Set exercise — Pull out every line from the listing that has the word "ability".

== Listing

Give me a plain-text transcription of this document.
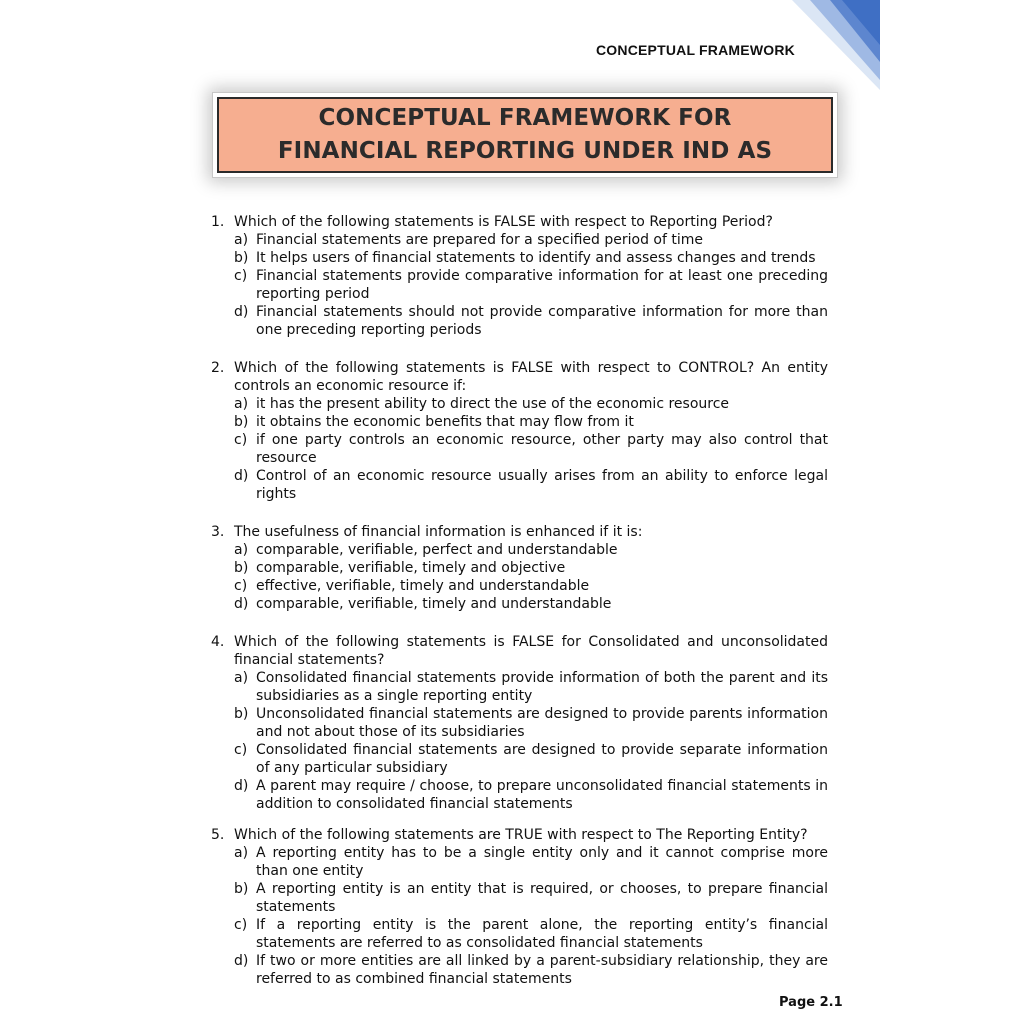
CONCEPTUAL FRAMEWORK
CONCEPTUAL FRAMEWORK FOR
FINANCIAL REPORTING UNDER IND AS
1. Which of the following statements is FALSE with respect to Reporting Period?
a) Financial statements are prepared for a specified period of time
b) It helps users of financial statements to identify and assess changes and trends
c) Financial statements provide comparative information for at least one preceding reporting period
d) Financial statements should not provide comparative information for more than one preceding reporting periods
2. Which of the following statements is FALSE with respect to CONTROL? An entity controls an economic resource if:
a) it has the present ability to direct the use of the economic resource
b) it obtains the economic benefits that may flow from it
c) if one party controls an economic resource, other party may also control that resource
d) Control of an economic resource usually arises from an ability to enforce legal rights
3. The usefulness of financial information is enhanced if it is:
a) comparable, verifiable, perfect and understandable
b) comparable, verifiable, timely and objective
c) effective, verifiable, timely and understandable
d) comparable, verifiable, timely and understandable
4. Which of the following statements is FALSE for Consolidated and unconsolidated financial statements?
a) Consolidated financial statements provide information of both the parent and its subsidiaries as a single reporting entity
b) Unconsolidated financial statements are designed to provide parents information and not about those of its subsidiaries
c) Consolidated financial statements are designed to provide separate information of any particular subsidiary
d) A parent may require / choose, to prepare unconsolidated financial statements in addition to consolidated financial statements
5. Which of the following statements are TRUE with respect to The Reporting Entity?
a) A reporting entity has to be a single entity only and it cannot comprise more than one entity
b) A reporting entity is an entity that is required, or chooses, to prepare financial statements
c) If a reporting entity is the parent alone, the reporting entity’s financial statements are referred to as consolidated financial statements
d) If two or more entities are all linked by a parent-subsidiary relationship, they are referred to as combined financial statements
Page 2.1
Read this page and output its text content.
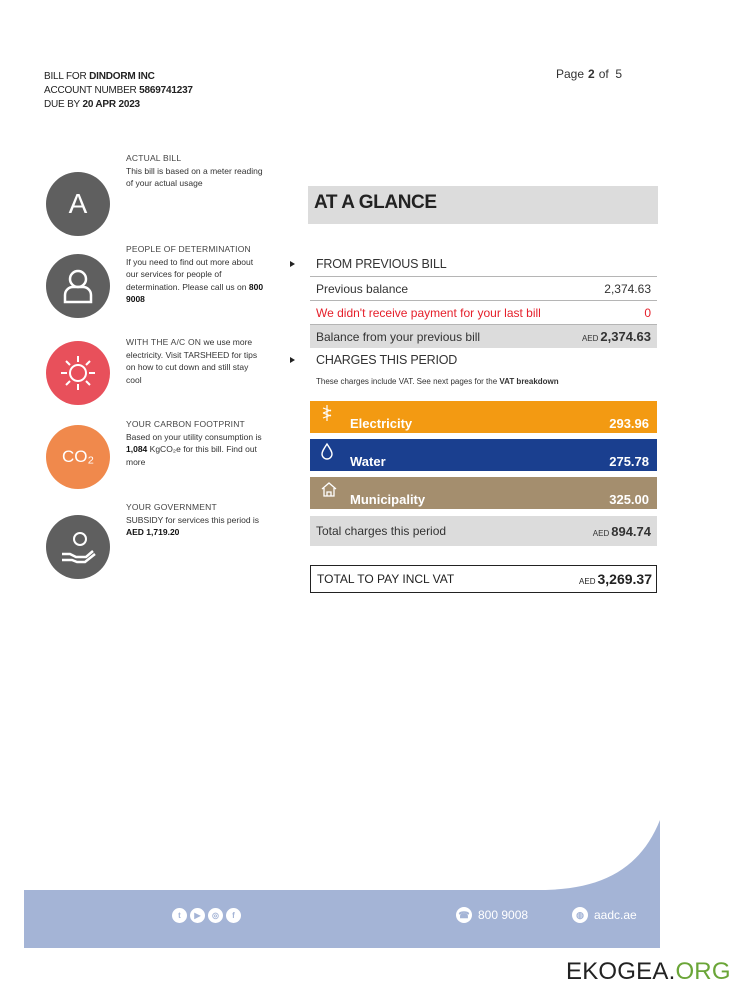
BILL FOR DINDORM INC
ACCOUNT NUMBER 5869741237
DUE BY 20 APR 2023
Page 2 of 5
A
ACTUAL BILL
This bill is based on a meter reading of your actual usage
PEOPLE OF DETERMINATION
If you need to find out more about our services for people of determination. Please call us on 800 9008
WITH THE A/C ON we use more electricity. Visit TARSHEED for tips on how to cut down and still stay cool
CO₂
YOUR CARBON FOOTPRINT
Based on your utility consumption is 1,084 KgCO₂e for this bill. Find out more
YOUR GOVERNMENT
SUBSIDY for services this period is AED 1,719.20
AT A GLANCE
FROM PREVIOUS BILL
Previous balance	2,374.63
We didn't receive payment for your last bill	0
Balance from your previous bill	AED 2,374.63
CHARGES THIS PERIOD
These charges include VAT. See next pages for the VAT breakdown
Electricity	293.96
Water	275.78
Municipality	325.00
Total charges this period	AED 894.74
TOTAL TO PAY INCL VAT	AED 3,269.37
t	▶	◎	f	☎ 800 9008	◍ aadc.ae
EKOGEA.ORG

====

Answer to this problem —
a) it has the present ability to direct the use of the economic resource
d) Control of an economic resource usually arises from an ability to enforce legal rights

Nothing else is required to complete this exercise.